**WORK TO COMPLETE:** Copy out all the lines where "Veneer" shows up.

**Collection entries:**
>>

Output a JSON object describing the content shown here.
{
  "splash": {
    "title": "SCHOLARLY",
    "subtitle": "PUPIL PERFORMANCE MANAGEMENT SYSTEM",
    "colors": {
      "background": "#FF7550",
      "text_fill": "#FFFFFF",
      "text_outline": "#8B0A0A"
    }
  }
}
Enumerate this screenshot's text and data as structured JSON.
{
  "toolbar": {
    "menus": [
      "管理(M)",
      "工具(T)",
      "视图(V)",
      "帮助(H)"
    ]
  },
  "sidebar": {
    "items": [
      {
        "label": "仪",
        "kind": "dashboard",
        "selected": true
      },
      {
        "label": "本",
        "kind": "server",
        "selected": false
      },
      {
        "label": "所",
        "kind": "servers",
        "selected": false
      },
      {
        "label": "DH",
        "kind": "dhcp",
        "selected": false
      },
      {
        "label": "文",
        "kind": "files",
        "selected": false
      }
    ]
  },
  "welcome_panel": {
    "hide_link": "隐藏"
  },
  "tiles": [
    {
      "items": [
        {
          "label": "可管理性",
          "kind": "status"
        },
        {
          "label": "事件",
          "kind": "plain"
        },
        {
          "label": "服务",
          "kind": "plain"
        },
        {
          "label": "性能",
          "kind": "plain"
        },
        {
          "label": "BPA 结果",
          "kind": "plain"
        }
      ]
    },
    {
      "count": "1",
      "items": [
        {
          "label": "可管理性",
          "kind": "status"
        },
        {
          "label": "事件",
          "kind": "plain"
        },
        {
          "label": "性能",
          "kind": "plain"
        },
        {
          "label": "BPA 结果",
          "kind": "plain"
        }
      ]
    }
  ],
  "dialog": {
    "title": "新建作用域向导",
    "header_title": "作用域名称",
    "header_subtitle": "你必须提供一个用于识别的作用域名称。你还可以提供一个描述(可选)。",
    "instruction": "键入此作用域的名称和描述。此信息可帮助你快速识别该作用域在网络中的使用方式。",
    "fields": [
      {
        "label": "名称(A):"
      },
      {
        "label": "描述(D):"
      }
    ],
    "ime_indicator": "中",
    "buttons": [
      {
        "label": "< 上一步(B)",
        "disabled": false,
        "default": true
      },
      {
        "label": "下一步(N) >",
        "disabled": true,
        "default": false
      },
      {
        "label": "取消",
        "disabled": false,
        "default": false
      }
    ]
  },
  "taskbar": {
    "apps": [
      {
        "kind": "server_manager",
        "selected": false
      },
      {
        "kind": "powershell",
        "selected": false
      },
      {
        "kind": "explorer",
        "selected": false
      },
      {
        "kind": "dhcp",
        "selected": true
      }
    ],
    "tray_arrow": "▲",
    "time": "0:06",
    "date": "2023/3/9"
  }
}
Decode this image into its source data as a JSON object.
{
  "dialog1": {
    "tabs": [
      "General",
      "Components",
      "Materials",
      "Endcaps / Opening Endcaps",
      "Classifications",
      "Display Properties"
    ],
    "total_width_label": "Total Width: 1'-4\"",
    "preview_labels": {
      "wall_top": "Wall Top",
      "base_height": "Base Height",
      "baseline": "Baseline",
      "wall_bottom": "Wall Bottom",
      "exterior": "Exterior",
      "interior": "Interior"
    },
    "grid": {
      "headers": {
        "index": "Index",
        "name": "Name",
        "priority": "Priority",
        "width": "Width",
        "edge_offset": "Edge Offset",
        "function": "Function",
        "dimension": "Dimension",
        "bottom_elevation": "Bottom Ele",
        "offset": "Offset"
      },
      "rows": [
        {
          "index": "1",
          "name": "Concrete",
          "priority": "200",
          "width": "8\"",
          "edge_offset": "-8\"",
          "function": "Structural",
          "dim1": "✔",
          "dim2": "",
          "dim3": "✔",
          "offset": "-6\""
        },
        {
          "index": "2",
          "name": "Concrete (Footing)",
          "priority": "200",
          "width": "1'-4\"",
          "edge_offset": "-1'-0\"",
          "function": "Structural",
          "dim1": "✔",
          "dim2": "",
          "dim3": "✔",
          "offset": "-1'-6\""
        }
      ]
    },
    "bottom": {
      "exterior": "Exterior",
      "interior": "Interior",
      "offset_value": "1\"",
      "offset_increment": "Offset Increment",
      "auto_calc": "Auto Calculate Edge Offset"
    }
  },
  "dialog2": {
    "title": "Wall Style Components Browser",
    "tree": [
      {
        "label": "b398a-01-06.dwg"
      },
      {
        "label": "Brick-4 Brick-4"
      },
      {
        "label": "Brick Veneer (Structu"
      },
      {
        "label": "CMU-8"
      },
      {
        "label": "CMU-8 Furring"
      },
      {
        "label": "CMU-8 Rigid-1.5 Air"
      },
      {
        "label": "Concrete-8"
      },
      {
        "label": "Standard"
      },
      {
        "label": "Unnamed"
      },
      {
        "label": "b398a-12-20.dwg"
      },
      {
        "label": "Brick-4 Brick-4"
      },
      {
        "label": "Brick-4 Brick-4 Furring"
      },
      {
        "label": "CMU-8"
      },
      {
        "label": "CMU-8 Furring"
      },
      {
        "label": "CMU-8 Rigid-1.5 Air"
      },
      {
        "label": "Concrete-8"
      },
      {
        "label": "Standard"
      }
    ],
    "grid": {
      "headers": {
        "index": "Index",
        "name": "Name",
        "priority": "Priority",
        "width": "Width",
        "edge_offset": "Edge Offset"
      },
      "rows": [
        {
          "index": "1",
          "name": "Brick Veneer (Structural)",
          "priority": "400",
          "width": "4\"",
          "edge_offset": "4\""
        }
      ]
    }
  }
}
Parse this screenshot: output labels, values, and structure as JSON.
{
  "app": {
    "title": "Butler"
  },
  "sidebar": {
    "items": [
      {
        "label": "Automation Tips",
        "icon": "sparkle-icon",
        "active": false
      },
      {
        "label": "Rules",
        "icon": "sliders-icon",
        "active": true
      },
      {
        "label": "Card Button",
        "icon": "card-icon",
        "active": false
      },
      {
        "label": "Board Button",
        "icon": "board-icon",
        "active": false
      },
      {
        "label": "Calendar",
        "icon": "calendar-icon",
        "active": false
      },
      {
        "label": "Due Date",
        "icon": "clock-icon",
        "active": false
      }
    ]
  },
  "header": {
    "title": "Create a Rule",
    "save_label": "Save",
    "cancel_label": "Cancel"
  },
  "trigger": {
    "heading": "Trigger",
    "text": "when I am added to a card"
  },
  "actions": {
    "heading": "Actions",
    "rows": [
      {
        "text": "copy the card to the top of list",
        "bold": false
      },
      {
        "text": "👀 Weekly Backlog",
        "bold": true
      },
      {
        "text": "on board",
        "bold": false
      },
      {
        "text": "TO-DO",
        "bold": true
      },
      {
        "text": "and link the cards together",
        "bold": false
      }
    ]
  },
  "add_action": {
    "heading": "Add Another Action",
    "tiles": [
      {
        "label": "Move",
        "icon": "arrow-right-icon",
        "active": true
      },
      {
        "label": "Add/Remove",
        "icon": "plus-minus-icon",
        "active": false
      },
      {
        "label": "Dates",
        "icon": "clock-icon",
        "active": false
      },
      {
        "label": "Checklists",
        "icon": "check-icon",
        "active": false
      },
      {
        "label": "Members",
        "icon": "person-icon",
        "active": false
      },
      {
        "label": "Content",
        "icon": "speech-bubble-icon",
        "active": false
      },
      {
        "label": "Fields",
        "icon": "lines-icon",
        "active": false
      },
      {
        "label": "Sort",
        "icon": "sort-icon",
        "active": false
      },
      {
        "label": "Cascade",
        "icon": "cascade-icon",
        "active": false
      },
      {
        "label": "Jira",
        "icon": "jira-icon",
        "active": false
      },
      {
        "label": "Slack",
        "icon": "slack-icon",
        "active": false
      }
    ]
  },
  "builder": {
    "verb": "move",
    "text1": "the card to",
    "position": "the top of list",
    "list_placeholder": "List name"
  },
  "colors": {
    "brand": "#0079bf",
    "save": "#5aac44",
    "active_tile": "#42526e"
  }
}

<<

**FULL ANSWER:**
        "label": "Brick Veneer (Structu"
          "name": "Brick Veneer (Structural)",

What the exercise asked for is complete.